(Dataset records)
++++
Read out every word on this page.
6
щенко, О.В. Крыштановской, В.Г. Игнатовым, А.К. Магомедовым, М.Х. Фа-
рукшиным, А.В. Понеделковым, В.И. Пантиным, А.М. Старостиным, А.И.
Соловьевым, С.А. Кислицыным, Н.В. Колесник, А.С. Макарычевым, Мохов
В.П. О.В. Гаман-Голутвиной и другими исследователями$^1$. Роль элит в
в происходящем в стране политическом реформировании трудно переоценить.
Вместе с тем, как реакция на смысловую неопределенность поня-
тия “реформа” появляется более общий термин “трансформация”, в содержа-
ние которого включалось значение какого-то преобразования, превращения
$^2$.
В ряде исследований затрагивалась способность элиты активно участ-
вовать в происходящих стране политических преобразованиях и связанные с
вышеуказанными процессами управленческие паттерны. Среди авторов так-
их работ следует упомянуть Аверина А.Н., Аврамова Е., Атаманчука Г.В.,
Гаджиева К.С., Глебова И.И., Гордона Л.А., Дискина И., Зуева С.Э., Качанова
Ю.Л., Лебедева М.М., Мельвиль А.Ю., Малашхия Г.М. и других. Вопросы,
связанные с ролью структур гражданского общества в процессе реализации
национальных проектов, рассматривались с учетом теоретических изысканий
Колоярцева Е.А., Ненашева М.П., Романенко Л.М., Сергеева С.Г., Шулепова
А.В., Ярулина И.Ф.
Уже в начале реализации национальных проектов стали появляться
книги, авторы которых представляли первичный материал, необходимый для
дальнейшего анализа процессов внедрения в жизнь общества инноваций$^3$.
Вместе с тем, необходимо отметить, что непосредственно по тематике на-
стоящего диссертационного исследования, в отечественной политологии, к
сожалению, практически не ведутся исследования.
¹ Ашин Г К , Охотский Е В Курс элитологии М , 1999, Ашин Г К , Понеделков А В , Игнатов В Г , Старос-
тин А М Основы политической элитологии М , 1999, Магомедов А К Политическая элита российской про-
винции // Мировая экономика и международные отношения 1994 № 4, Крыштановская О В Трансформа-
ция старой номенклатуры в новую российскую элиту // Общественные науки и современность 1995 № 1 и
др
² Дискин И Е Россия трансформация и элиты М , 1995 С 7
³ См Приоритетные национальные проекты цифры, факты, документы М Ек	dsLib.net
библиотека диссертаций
++++
## [Exercise instructions]
Copy out every line of the data above, exactly as given.

## [The result]
Read out every word on this page.
6
щенко, О.В. Крыштановской, В.Г. Игнатовым, А.К. Магомедовым, М.Х. Фа-
рукшиным, А.В. Понеделковым, В.И. Пантиным, А.М. Старостиным, А.И.
Соловьевым, С.А. Кислицыным, Н.В. Колесник, А.С. Макарычевым, Мохов
В.П. О.В. Гаман-Голутвиной и другими исследователями$^1$. Роль элит в
в происходящем в стране политическом реформировании трудно переоценить.
Вместе с тем, как реакция на смысловую неопределенность поня-
тия “реформа” появляется более общий термин “трансформация”, в содержа-
ние которого включалось значение какого-то преобразования, превращения
$^2$.
В ряде исследований затрагивалась способность элиты активно участ-
вовать в происходящих стране политических преобразованиях и связанные с
вышеуказанными процессами управленческие паттерны. Среди авторов так-
их работ следует упомянуть Аверина А.Н., Аврамова Е., Атаманчука Г.В.,
Гаджиева К.С., Глебова И.И., Гордона Л.А., Дискина И., Зуева С.Э., Качанова
Ю.Л., Лебедева М.М., Мельвиль А.Ю., Малашхия Г.М. и других. Вопросы,
связанные с ролью структур гражданского общества в процессе реализации
национальных проектов, рассматривались с учетом теоретических изысканий
Колоярцева Е.А., Ненашева М.П., Романенко Л.М., Сергеева С.Г., Шулепова
А.В., Ярулина И.Ф.
Уже в начале реализации национальных проектов стали появляться
книги, авторы которых представляли первичный материал, необходимый для
дальнейшего анализа процессов внедрения в жизнь общества инноваций$^3$.
Вместе с тем, необходимо отметить, что непосредственно по тематике на-
стоящего диссертационного исследования, в отечественной политологии, к
сожалению, практически не ведутся исследования.
¹ Ашин Г К , Охотский Е В Курс элитологии М , 1999, Ашин Г К , Понеделков А В , Игнатов В Г , Старос-
тин А М Основы политической элитологии М , 1999, Магомедов А К Политическая элита российской про-
винции // Мировая экономика и международные отношения 1994 № 4, Крыштановская О В Трансформа-
ция старой номенклатуры в новую российскую элиту // Общественные науки и современность 1995 № 1 и
др
² Дискин И Е Россия трансформация и элиты М , 1995 С 7
³ См Приоритетные национальные проекты цифры, факты, документы М Ек	dsLib.net
библиотека диссертаций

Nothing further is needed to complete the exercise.